- Problem details -
Gather every line holding the string "наследия".

- Given data -
--- start ---

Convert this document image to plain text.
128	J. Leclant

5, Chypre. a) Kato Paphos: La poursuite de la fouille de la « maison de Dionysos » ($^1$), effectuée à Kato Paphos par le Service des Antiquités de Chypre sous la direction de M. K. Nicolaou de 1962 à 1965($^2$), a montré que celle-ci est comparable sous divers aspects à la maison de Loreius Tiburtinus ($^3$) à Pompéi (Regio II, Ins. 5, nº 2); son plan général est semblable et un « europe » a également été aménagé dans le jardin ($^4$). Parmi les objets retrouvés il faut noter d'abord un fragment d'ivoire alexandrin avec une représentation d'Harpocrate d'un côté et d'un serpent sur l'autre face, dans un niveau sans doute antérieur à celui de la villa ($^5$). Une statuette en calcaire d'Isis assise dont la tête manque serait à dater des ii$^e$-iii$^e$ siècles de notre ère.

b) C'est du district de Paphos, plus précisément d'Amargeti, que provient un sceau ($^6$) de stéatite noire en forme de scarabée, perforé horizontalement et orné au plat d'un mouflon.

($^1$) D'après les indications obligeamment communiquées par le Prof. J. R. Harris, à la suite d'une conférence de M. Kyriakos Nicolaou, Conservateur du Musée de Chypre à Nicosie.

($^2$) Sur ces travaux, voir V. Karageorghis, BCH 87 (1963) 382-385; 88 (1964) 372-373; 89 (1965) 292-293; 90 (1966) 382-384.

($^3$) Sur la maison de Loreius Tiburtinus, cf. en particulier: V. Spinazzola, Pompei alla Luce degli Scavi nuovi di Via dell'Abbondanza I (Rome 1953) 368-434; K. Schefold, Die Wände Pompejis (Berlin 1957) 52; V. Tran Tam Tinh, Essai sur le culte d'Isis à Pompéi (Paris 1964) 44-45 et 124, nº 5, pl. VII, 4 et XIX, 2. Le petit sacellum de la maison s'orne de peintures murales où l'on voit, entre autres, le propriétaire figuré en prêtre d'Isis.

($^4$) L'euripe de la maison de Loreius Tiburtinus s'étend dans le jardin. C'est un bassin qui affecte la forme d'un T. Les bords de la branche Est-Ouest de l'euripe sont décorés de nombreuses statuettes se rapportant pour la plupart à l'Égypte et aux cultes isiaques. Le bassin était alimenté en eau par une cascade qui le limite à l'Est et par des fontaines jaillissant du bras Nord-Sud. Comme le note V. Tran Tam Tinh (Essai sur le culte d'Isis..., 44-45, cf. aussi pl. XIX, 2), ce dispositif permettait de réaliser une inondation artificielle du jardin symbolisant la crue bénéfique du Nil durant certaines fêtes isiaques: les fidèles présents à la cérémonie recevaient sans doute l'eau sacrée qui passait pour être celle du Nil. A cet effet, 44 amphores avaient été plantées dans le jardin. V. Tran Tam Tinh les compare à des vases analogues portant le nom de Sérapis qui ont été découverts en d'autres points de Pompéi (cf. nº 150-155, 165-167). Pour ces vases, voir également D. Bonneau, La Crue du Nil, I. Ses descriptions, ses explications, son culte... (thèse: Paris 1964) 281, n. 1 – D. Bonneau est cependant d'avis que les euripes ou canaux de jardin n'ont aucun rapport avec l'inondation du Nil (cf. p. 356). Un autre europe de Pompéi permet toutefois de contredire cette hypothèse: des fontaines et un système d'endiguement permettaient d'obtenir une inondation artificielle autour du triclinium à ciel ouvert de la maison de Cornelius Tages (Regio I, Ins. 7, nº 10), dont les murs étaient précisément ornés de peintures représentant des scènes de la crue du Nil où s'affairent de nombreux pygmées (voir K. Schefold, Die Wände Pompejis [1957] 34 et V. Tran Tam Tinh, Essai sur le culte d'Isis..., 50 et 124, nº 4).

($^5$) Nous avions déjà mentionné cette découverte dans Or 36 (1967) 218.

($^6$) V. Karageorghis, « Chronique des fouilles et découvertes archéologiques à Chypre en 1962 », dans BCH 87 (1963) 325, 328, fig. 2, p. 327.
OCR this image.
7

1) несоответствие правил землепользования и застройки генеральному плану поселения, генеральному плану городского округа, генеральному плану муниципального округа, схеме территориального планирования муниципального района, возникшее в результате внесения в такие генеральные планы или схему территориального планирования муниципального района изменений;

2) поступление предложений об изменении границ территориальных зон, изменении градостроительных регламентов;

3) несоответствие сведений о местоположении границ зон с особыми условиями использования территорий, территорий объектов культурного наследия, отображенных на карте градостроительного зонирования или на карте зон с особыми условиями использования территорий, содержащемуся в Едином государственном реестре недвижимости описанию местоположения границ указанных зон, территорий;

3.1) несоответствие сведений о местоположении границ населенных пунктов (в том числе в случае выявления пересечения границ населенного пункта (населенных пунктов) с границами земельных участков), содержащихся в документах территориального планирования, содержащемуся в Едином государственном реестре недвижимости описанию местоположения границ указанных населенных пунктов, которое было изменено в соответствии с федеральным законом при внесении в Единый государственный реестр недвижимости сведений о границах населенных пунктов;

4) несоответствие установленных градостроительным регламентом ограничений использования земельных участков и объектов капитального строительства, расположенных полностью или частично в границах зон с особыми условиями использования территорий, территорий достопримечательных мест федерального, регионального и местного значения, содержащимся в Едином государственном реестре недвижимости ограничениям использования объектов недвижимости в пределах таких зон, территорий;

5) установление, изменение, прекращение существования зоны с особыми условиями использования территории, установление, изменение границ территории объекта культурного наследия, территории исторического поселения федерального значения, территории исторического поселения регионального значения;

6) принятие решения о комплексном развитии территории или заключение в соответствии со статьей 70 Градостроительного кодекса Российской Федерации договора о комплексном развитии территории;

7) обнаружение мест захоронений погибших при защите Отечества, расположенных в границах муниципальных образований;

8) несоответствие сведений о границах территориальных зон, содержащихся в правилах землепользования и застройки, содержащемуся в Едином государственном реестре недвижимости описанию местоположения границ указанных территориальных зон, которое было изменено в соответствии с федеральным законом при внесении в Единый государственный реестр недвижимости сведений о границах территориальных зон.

--- end ---

- Task output -
3) несоответствие сведений о местоположении границ зон с особыми условиями использования территорий, территорий объектов культурного наследия, отображенных на карте градостроительного зонирования или на карте зон с особыми условиями использования территорий, содержащемуся в Едином государственном реестре недвижимости описанию местоположения границ указанных зон, территорий;
5) установление, изменение, прекращение существования зоны с особыми условиями использования территории, установление, изменение границ территории объекта культурного наследия, территории исторического поселения федерального значения, территории исторического поселения регионального значения;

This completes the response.